= The task =
Read through the entries below and return each line with the word "metadata".

(Extracted data entries)

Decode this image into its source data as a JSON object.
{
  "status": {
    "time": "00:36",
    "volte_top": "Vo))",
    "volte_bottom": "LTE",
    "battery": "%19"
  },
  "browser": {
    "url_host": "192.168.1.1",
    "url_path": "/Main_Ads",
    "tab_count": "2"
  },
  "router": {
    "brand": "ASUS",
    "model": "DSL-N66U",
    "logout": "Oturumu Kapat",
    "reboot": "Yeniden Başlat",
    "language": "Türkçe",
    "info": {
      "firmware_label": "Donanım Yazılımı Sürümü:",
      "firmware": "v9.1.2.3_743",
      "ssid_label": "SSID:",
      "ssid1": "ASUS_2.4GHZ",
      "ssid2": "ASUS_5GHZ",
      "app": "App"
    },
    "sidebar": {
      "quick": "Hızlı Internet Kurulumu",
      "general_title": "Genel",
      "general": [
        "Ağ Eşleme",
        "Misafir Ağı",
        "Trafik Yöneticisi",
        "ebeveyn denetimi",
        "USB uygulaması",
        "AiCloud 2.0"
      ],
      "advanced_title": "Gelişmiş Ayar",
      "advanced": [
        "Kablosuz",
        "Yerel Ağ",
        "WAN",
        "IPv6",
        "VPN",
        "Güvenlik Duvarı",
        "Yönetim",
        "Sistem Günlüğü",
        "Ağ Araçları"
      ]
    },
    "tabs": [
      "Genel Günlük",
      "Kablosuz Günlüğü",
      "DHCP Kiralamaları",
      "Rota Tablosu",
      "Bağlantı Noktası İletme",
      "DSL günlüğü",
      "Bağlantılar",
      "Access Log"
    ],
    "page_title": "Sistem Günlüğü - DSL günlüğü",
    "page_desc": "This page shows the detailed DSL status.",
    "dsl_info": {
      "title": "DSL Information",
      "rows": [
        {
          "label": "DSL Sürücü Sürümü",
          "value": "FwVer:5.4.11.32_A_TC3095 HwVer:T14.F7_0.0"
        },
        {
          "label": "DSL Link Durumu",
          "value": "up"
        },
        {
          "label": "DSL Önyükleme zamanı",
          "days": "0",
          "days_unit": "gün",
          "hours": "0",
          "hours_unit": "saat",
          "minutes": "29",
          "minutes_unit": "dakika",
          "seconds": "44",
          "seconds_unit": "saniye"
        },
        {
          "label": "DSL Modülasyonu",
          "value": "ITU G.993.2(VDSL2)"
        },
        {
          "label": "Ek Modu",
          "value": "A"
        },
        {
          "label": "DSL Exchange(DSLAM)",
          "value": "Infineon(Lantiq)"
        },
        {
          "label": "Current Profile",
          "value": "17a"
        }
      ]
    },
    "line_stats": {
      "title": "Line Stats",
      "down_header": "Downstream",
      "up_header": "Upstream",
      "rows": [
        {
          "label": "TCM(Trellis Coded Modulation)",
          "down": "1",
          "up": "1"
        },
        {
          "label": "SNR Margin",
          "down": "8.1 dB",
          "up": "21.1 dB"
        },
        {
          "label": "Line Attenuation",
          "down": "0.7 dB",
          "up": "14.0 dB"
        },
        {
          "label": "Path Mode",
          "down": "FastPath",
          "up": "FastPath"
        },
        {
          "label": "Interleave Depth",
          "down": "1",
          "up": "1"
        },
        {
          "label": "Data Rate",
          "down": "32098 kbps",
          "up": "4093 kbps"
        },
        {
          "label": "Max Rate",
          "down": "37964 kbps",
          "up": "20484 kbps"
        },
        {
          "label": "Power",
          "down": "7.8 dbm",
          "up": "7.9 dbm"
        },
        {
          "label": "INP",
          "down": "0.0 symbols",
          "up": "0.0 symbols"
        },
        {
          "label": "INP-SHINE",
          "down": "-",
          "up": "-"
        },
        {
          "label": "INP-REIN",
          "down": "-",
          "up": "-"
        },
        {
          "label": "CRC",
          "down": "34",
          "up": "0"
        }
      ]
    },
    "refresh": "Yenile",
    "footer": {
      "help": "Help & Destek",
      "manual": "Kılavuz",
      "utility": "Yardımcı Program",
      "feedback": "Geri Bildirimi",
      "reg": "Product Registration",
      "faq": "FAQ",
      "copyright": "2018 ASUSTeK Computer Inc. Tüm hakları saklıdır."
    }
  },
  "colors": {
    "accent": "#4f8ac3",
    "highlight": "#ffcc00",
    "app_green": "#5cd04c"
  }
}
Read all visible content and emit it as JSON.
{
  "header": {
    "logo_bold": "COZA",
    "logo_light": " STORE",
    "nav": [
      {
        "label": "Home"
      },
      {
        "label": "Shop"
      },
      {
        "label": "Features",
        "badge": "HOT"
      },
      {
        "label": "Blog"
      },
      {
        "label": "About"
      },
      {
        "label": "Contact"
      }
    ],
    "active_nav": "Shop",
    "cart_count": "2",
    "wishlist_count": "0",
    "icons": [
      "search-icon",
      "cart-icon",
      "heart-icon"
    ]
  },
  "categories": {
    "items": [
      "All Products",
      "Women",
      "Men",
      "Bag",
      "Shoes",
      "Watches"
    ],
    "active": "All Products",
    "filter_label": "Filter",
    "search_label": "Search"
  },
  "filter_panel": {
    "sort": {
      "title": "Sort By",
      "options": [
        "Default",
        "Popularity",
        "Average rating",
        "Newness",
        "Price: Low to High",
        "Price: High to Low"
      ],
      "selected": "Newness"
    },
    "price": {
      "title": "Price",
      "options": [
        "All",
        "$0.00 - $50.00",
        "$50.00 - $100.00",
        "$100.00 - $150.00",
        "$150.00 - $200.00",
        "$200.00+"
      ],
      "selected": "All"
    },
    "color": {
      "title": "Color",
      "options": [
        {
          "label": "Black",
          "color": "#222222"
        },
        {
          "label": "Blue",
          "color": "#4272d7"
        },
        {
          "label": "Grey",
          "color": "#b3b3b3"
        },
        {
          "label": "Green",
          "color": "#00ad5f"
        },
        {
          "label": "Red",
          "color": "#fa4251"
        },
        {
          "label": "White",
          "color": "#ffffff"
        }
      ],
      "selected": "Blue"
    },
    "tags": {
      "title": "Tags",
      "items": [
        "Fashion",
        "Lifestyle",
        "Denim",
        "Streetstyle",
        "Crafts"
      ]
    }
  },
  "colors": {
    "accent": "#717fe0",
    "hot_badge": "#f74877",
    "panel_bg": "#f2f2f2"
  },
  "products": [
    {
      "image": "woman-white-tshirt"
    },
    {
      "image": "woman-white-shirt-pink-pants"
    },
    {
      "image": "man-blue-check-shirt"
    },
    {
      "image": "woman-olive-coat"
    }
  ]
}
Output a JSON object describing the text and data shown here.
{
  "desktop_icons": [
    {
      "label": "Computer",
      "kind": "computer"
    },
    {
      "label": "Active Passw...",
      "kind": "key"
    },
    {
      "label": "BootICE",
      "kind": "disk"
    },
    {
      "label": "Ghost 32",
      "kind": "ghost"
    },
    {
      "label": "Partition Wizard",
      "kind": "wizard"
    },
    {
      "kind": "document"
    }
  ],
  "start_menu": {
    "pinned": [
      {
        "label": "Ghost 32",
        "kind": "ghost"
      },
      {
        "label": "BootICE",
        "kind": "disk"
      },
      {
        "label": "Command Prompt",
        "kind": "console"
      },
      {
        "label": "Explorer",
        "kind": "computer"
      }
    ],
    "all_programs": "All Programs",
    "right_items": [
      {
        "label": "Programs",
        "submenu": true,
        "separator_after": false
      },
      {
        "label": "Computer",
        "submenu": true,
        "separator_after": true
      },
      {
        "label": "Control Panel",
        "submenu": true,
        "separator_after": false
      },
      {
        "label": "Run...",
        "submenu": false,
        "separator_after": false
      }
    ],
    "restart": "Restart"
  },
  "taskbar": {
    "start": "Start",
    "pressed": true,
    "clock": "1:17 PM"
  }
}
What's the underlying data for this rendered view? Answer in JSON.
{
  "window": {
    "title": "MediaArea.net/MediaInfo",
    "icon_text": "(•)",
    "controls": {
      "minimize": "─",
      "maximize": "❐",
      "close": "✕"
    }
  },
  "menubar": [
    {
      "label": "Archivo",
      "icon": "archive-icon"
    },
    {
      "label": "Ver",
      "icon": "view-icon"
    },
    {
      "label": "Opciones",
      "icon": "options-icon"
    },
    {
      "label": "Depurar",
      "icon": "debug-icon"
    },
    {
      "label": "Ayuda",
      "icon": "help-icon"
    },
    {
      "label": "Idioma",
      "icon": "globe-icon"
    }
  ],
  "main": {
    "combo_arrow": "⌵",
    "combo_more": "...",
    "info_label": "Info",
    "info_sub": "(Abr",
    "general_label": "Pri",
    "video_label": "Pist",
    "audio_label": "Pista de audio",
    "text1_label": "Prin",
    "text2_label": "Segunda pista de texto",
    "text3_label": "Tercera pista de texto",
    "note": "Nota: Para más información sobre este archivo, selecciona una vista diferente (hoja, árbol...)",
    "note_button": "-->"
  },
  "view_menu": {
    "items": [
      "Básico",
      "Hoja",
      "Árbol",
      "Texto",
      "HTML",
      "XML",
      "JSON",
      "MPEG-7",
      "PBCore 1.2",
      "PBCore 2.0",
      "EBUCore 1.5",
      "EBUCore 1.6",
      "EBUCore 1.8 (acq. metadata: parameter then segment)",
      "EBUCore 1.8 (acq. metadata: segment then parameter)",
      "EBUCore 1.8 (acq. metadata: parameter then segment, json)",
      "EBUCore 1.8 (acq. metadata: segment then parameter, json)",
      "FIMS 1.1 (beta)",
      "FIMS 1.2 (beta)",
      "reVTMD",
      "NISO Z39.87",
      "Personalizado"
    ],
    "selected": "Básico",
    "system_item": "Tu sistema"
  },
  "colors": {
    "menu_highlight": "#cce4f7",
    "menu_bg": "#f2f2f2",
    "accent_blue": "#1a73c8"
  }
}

= Expected answer =
      "EBUCore 1.8 (acq. metadata: parameter then segment)",
      "EBUCore 1.8 (acq. metadata: segment then parameter)",
      "EBUCore 1.8 (acq. metadata: parameter then segment, json)",
      "EBUCore 1.8 (acq. metadata: segment then parameter, json)",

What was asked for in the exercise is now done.